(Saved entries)

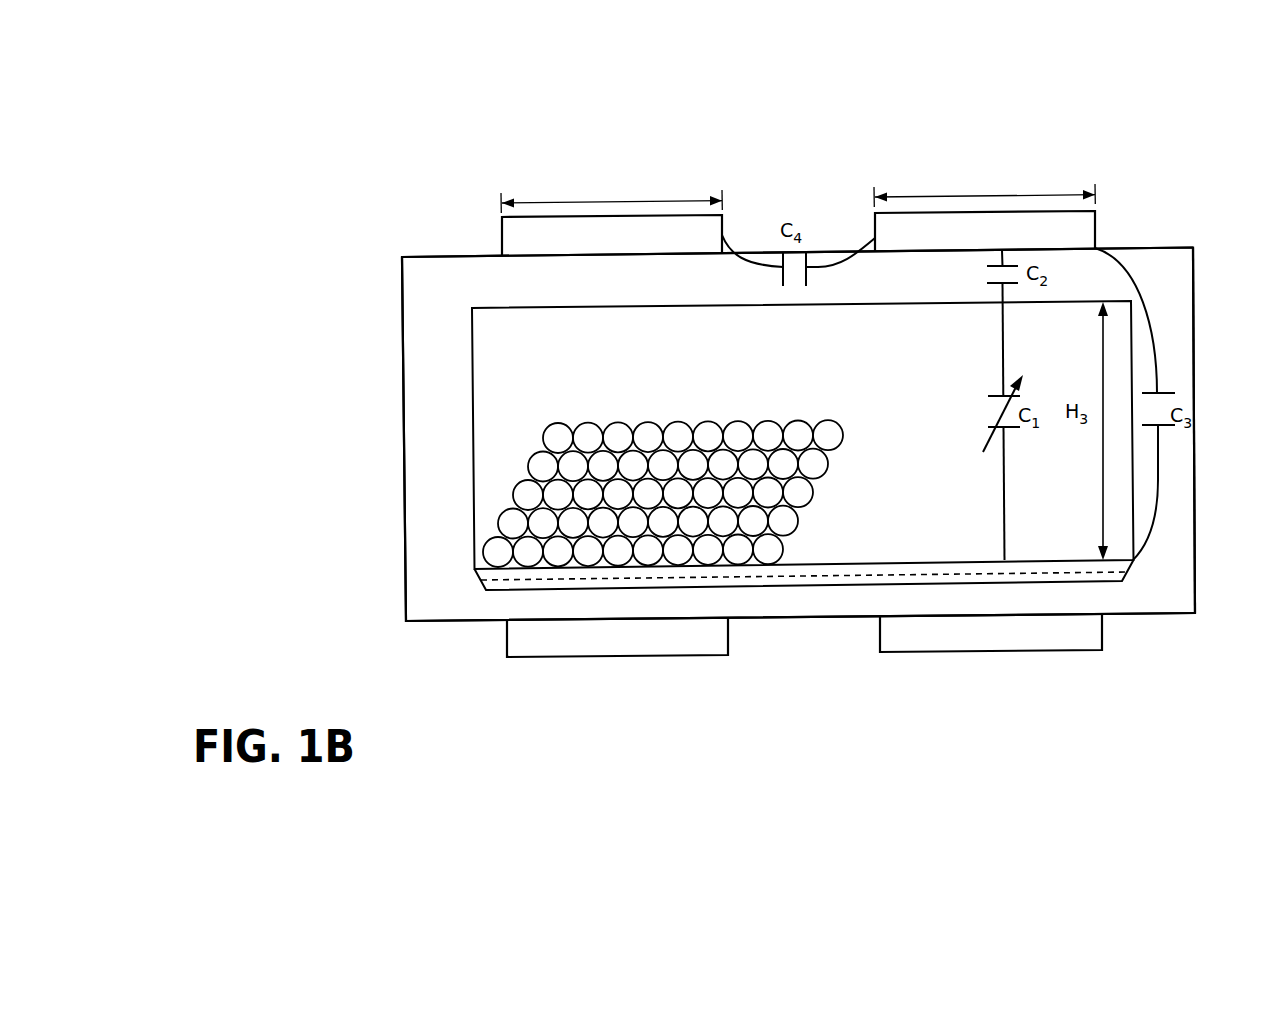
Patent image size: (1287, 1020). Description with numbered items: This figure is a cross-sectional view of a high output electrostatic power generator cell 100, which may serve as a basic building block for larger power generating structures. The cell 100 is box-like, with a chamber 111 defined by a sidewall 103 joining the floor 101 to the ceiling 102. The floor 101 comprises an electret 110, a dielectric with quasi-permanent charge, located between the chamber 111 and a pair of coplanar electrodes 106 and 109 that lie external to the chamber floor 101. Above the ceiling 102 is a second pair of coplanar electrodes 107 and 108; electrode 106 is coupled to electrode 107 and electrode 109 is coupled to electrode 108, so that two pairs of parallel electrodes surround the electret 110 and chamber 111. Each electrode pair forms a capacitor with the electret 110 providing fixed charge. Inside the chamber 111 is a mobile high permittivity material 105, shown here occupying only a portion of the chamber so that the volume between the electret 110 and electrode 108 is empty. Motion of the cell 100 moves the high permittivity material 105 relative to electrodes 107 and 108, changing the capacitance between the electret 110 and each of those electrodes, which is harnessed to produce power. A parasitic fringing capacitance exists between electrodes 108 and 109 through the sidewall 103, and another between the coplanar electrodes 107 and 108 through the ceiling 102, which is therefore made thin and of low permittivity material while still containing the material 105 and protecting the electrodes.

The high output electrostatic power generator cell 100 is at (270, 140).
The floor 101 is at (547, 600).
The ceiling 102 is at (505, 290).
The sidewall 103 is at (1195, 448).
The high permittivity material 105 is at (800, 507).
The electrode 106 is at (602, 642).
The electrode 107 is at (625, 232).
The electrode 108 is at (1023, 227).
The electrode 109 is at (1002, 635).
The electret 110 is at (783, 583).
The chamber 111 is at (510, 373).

==

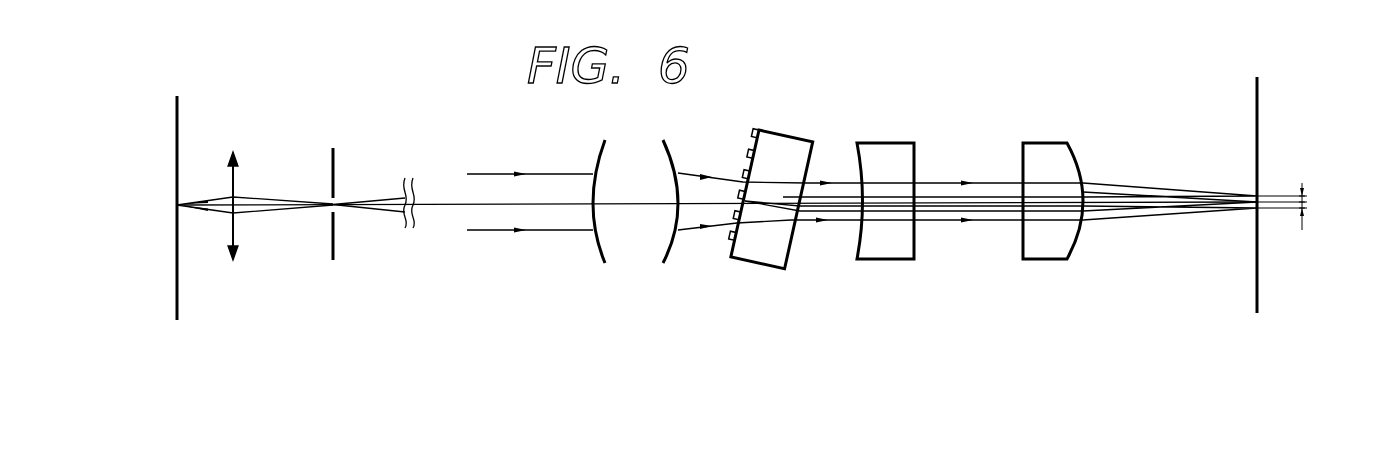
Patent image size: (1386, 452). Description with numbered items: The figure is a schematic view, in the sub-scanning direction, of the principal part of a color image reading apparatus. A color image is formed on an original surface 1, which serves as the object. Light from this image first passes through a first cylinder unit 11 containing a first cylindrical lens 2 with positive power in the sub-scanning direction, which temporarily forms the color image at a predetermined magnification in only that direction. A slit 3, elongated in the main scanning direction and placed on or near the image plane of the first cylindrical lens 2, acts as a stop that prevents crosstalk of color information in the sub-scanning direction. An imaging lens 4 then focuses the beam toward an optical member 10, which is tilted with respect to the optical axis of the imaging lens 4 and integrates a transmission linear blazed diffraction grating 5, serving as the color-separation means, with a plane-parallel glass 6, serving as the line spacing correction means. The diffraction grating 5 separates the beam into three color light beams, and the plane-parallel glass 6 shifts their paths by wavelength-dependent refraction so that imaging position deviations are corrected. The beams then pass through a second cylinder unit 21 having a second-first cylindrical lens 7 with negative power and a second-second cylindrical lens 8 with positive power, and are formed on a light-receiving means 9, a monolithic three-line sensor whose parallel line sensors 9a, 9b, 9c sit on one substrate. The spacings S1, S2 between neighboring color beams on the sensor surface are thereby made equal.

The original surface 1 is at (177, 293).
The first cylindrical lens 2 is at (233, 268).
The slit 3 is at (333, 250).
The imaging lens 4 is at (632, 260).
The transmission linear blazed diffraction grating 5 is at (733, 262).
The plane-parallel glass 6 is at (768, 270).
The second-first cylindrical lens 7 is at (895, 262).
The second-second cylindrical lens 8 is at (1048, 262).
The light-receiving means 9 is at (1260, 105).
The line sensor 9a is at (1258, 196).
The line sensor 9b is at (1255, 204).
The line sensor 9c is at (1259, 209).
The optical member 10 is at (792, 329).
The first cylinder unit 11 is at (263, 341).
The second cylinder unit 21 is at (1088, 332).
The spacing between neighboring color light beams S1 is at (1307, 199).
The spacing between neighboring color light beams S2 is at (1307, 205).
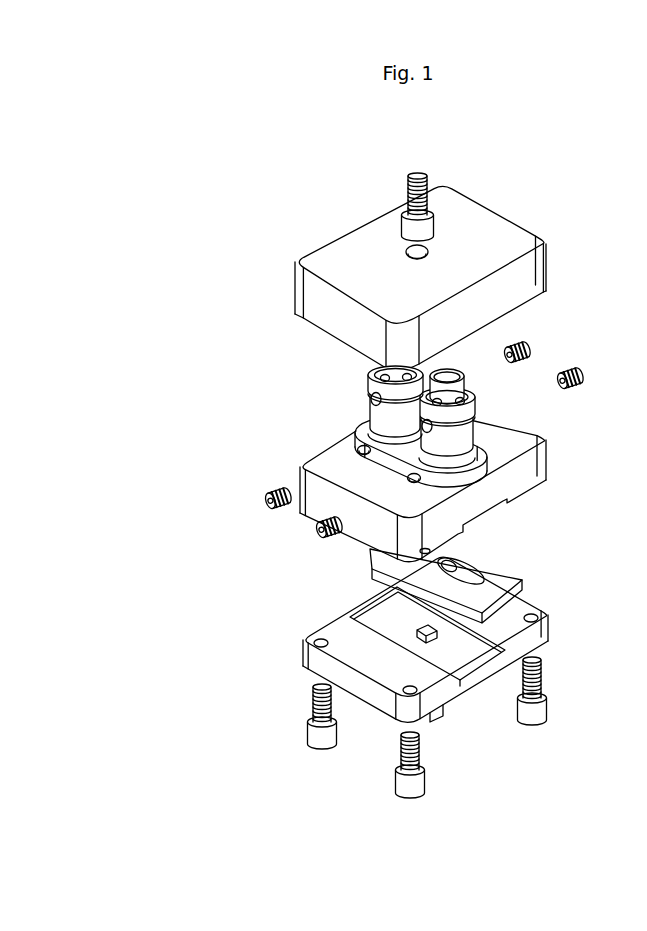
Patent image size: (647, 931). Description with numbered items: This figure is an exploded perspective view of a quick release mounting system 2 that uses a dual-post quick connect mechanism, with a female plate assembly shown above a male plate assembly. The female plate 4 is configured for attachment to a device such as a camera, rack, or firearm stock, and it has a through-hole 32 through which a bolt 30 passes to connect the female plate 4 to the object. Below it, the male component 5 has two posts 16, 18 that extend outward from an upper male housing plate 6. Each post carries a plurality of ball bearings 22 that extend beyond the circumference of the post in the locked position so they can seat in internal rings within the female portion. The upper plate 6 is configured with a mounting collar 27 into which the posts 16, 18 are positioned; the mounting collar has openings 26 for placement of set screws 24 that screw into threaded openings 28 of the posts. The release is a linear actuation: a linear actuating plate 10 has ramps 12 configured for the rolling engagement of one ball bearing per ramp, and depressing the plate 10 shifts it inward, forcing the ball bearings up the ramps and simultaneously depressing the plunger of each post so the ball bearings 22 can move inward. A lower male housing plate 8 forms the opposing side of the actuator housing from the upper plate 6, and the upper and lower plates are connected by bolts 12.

### Set problem
Reproduce the lines from the one containing "Patent image size: (1287, 1020)." up to and including the one containing "The chamber 111 is at (510, 373).", keeping every word and character unchanged.

### Written solution
Patent image size: (1287, 1020). Description with numbered items: This figure is a cross-sectional view of a high output electrostatic power generator cell 100, which may serve as a basic building block for larger power generating structures. The cell 100 is box-like, with a chamber 111 defined by a sidewall 103 joining the floor 101 to the ceiling 102. The floor 101 comprises an electret 110, a dielectric with quasi-permanent charge, located between the chamber 111 and a pair of coplanar electrodes 106 and 109 that lie external to the chamber floor 101. Above the ceiling 102 is a second pair of coplanar electrodes 107 and 108; electrode 106 is coupled to electrode 107 and electrode 109 is coupled to electrode 108, so that two pairs of parallel electrodes surround the electret 110 and chamber 111. Each electrode pair forms a capacitor with the electret 110 providing fixed charge. Inside the chamber 111 is a mobile high permittivity material 105, shown here occupying only a portion of the chamber so that the volume between the electret 110 and electrode 108 is empty. Motion of the cell 100 moves the high permittivity material 105 relative to electrodes 107 and 108, changing the capacitance between the electret 110 and each of those electrodes, which is harnessed to produce power. A parasitic fringing capacitance exists between electrodes 108 and 109 through the sidewall 103, and another between the coplanar electrodes 107 and 108 through the ceiling 102, which is therefore made thin and of low permittivity material while still containing the material 105 and protecting the electrodes.

The high output electrostatic power generator cell 100 is at (270, 140).
The floor 101 is at (547, 600).
The ceiling 102 is at (505, 290).
The sidewall 103 is at (1195, 448).
The high permittivity material 105 is at (800, 507).
The electrode 106 is at (602, 642).
The electrode 107 is at (625, 232).
The electrode 108 is at (1023, 227).
The electrode 109 is at (1002, 635).
The electret 110 is at (783, 583).
The chamber 111 is at (510, 373).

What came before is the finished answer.